=== What to work on ===
Of all the lines here, how many include the string "Complaints"? Answer with the number only.

----- Records provided

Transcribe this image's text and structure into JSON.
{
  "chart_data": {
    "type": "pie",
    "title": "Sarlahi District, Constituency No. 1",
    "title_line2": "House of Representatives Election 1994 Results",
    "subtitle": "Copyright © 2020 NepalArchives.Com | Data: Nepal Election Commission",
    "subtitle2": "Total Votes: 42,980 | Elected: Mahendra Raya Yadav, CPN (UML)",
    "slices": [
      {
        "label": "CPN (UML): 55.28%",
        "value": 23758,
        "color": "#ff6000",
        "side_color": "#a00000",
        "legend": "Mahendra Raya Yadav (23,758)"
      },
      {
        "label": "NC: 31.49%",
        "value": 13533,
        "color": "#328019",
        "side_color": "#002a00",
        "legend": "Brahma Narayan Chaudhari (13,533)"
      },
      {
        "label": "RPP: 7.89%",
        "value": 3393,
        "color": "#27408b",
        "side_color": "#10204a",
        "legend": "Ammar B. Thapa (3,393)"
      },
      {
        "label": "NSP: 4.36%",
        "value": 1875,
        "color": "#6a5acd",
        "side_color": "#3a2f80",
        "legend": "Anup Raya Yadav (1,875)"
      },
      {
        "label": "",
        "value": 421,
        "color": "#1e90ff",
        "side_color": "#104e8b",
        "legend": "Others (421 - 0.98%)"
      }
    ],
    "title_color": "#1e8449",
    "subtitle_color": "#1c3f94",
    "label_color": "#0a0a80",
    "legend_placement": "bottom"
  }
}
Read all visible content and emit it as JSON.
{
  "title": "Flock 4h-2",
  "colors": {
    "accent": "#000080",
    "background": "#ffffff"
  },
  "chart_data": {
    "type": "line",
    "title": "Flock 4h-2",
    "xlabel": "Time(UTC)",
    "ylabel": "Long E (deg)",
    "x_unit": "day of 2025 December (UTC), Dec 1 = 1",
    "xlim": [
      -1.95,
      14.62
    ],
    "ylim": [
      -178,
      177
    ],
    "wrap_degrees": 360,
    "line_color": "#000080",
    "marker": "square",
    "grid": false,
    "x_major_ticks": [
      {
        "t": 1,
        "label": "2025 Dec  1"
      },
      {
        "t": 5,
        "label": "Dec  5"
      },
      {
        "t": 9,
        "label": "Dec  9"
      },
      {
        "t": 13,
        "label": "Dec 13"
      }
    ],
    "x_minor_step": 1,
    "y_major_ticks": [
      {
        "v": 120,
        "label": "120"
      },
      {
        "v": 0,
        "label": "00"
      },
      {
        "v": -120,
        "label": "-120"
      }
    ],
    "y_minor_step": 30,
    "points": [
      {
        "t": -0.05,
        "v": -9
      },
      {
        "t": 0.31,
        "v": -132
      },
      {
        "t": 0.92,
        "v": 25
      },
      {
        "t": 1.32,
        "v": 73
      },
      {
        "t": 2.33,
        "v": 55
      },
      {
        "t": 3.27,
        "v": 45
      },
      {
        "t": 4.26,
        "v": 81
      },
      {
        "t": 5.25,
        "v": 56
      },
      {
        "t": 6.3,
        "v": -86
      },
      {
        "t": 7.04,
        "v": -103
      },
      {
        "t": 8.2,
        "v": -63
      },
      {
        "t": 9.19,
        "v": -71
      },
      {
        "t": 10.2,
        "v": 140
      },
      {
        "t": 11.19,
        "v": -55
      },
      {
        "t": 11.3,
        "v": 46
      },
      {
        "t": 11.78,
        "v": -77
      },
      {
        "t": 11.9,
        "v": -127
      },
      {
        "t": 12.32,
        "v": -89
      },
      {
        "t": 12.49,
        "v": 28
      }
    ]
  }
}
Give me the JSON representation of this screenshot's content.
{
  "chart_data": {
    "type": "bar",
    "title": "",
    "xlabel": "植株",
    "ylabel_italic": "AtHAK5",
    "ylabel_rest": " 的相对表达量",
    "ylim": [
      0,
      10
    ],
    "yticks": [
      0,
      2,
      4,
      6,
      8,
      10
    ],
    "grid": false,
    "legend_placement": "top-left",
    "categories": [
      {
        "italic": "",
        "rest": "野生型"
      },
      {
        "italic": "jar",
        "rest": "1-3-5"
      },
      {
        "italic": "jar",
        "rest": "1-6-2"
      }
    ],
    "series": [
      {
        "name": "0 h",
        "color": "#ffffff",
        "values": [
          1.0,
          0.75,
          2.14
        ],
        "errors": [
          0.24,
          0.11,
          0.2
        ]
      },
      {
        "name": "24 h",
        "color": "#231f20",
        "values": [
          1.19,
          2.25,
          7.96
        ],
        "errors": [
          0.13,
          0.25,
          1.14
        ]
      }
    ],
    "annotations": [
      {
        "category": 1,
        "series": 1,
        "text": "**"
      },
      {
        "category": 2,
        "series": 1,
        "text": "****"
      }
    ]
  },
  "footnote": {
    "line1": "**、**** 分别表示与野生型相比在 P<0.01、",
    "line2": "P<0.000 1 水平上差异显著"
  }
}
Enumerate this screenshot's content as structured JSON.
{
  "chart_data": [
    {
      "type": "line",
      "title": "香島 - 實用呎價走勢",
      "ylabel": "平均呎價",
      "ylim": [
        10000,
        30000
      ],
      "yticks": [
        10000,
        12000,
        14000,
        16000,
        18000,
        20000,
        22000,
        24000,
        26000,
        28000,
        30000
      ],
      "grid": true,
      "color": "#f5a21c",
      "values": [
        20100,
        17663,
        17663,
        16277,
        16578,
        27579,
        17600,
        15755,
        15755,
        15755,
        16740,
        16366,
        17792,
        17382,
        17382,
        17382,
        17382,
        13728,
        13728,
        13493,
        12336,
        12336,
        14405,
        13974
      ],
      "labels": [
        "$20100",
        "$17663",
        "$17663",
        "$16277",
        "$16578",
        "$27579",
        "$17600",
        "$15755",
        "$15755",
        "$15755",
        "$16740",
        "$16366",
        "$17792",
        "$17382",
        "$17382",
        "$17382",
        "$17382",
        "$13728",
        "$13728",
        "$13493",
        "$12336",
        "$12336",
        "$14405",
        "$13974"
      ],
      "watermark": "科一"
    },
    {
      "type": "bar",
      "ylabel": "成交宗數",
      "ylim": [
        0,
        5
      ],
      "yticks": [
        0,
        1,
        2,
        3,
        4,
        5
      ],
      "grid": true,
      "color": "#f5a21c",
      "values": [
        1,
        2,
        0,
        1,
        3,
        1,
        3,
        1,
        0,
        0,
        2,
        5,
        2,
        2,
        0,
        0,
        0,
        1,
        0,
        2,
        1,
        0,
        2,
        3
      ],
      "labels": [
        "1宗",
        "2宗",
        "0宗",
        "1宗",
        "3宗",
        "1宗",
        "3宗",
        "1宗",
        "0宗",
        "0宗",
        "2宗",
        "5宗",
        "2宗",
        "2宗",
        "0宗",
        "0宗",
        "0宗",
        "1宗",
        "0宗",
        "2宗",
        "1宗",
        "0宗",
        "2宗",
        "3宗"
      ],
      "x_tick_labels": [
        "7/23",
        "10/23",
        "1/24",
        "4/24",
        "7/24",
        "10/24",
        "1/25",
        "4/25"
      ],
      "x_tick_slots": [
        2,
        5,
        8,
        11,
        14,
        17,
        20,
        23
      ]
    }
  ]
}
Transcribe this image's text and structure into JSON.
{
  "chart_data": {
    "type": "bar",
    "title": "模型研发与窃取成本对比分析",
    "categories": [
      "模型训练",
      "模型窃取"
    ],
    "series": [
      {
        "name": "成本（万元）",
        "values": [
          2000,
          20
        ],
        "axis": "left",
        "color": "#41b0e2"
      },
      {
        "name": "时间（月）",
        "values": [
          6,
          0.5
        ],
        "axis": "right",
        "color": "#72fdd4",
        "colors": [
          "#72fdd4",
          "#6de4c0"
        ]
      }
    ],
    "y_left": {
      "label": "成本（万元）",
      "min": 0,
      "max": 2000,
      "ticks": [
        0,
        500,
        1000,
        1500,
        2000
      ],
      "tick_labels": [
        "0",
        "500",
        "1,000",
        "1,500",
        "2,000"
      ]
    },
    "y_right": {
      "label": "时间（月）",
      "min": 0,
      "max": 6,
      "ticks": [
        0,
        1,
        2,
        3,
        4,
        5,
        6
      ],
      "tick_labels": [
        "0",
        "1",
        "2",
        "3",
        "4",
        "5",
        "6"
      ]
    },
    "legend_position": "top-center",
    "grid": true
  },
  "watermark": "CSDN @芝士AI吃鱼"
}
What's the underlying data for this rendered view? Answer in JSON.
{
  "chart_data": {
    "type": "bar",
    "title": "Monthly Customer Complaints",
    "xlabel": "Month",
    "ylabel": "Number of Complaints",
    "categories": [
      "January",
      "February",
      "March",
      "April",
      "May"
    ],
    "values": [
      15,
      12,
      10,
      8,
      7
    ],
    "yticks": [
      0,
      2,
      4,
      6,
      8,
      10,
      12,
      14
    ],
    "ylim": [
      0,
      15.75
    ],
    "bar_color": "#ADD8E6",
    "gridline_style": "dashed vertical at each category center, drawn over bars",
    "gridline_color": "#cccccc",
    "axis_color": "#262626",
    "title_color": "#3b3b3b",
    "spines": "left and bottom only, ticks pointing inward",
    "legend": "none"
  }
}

----------

=== Response to this exercise ===
2